[Dataset items]

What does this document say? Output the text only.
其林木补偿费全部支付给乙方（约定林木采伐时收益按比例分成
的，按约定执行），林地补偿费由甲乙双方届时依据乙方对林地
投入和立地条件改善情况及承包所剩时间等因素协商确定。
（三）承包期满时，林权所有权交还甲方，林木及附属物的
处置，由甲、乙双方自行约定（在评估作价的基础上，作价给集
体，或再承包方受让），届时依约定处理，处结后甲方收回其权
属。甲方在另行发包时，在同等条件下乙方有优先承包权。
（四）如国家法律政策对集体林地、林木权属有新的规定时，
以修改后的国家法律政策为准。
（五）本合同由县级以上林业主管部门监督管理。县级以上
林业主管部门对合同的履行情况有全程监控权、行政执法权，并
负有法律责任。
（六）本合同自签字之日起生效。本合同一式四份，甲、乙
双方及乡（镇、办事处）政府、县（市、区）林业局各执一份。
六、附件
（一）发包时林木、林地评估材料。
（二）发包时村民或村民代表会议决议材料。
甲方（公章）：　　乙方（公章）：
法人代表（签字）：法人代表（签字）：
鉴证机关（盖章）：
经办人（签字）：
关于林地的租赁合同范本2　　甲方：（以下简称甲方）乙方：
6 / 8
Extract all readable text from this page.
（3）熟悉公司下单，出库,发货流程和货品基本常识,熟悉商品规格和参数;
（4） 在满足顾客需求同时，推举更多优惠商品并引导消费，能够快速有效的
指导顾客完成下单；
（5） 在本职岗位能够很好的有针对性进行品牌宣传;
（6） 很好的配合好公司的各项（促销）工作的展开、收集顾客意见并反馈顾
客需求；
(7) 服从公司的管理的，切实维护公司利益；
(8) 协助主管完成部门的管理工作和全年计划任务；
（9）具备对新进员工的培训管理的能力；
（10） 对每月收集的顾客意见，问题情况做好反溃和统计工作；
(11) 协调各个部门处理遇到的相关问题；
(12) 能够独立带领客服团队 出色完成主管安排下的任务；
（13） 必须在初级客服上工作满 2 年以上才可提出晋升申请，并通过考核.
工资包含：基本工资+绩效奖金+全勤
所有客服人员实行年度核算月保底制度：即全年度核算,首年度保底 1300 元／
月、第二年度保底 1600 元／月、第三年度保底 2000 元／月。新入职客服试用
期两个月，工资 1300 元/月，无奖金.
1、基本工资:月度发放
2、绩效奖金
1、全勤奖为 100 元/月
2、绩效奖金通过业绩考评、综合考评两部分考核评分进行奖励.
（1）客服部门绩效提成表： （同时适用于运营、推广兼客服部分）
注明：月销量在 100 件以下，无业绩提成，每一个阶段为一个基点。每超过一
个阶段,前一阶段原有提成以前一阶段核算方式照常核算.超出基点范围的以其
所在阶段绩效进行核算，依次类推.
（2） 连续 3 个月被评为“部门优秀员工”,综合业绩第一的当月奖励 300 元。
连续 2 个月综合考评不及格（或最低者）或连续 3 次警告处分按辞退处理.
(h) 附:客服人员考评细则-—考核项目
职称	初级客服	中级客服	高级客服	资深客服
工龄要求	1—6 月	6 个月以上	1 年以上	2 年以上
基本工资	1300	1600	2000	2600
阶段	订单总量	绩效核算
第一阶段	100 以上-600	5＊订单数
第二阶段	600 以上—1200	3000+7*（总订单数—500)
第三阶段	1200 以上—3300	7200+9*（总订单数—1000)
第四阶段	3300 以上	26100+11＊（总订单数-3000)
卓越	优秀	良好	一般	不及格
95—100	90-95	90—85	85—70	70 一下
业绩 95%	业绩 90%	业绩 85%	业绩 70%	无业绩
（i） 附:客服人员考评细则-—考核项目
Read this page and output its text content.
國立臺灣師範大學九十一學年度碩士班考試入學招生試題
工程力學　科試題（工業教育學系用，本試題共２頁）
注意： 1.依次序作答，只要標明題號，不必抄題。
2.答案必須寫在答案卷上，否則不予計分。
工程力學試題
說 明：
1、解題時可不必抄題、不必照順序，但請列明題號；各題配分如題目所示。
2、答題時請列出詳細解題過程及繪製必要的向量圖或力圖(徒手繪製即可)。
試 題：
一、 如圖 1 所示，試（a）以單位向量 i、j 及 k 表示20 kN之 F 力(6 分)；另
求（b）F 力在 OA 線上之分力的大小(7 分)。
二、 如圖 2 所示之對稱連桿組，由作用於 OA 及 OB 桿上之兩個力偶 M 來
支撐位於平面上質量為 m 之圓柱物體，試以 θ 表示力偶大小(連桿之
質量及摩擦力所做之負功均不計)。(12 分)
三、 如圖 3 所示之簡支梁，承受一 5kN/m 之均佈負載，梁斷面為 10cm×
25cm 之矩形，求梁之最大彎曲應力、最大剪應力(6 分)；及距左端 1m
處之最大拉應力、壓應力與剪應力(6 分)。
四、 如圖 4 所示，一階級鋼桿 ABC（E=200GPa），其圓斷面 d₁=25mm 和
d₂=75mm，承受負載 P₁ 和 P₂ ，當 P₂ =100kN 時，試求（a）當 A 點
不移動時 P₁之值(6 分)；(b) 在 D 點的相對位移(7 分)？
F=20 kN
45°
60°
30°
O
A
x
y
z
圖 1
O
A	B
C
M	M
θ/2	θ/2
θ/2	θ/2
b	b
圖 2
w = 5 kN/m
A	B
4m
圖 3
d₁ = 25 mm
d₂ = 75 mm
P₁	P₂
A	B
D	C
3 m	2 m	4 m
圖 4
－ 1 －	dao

Task directions: Faithfully transcribe the whole of the data.

Solution to the problem:
What does this document say? Output the text only.
其林木补偿费全部支付给乙方（约定林木采伐时收益按比例分成
的，按约定执行），林地补偿费由甲乙双方届时依据乙方对林地
投入和立地条件改善情况及承包所剩时间等因素协商确定。
（三）承包期满时，林权所有权交还甲方，林木及附属物的
处置，由甲、乙双方自行约定（在评估作价的基础上，作价给集
体，或再承包方受让），届时依约定处理，处结后甲方收回其权
属。甲方在另行发包时，在同等条件下乙方有优先承包权。
（四）如国家法律政策对集体林地、林木权属有新的规定时，
以修改后的国家法律政策为准。
（五）本合同由县级以上林业主管部门监督管理。县级以上
林业主管部门对合同的履行情况有全程监控权、行政执法权，并
负有法律责任。
（六）本合同自签字之日起生效。本合同一式四份，甲、乙
双方及乡（镇、办事处）政府、县（市、区）林业局各执一份。
六、附件
（一）发包时林木、林地评估材料。
（二）发包时村民或村民代表会议决议材料。
甲方（公章）：　　乙方（公章）：
法人代表（签字）：法人代表（签字）：
鉴证机关（盖章）：
经办人（签字）：
关于林地的租赁合同范本2　　甲方：（以下简称甲方）乙方：
6 / 8
Extract all readable text from this page.
（3）熟悉公司下单，出库,发货流程和货品基本常识,熟悉商品规格和参数;
（4） 在满足顾客需求同时，推举更多优惠商品并引导消费，能够快速有效的
指导顾客完成下单；
（5） 在本职岗位能够很好的有针对性进行品牌宣传;
（6） 很好的配合好公司的各项（促销）工作的展开、收集顾客意见并反馈顾
客需求；
(7) 服从公司的管理的，切实维护公司利益；
(8) 协助主管完成部门的管理工作和全年计划任务；
（9）具备对新进员工的培训管理的能力；
（10） 对每月收集的顾客意见，问题情况做好反溃和统计工作；
(11) 协调各个部门处理遇到的相关问题；
(12) 能够独立带领客服团队 出色完成主管安排下的任务；
（13） 必须在初级客服上工作满 2 年以上才可提出晋升申请，并通过考核.
工资包含：基本工资+绩效奖金+全勤
所有客服人员实行年度核算月保底制度：即全年度核算,首年度保底 1300 元／
月、第二年度保底 1600 元／月、第三年度保底 2000 元／月。新入职客服试用
期两个月，工资 1300 元/月，无奖金.
1、基本工资:月度发放
2、绩效奖金
1、全勤奖为 100 元/月
2、绩效奖金通过业绩考评、综合考评两部分考核评分进行奖励.
（1）客服部门绩效提成表： （同时适用于运营、推广兼客服部分）
注明：月销量在 100 件以下，无业绩提成，每一个阶段为一个基点。每超过一
个阶段,前一阶段原有提成以前一阶段核算方式照常核算.超出基点范围的以其
所在阶段绩效进行核算，依次类推.
（2） 连续 3 个月被评为“部门优秀员工”,综合业绩第一的当月奖励 300 元。
连续 2 个月综合考评不及格（或最低者）或连续 3 次警告处分按辞退处理.
(h) 附:客服人员考评细则-—考核项目
职称	初级客服	中级客服	高级客服	资深客服
工龄要求	1—6 月	6 个月以上	1 年以上	2 年以上
基本工资	1300	1600	2000	2600
阶段	订单总量	绩效核算
第一阶段	100 以上-600	5＊订单数
第二阶段	600 以上—1200	3000+7*（总订单数—500)
第三阶段	1200 以上—3300	7200+9*（总订单数—1000)
第四阶段	3300 以上	26100+11＊（总订单数-3000)
卓越	优秀	良好	一般	不及格
95—100	90-95	90—85	85—70	70 一下
业绩 95%	业绩 90%	业绩 85%	业绩 70%	无业绩
（i） 附:客服人员考评细则-—考核项目
Read this page and output its text content.
國立臺灣師範大學九十一學年度碩士班考試入學招生試題
工程力學　科試題（工業教育學系用，本試題共２頁）
注意： 1.依次序作答，只要標明題號，不必抄題。
2.答案必須寫在答案卷上，否則不予計分。
工程力學試題
說 明：
1、解題時可不必抄題、不必照順序，但請列明題號；各題配分如題目所示。
2、答題時請列出詳細解題過程及繪製必要的向量圖或力圖(徒手繪製即可)。
試 題：
一、 如圖 1 所示，試（a）以單位向量 i、j 及 k 表示20 kN之 F 力(6 分)；另
求（b）F 力在 OA 線上之分力的大小(7 分)。
二、 如圖 2 所示之對稱連桿組，由作用於 OA 及 OB 桿上之兩個力偶 M 來
支撐位於平面上質量為 m 之圓柱物體，試以 θ 表示力偶大小(連桿之
質量及摩擦力所做之負功均不計)。(12 分)
三、 如圖 3 所示之簡支梁，承受一 5kN/m 之均佈負載，梁斷面為 10cm×
25cm 之矩形，求梁之最大彎曲應力、最大剪應力(6 分)；及距左端 1m
處之最大拉應力、壓應力與剪應力(6 分)。
四、 如圖 4 所示，一階級鋼桿 ABC（E=200GPa），其圓斷面 d₁=25mm 和
d₂=75mm，承受負載 P₁ 和 P₂ ，當 P₂ =100kN 時，試求（a）當 A 點
不移動時 P₁之值(6 分)；(b) 在 D 點的相對位移(7 分)？
F=20 kN
45°
60°
30°
O
A
x
y
z
圖 1
O
A	B
C
M	M
θ/2	θ/2
θ/2	θ/2
b	b
圖 2
w = 5 kN/m
A	B
4m
圖 3
d₁ = 25 mm
d₂ = 75 mm
P₁	P₂
A	B
D	C
3 m	2 m	4 m
圖 4
－ 1 －	dao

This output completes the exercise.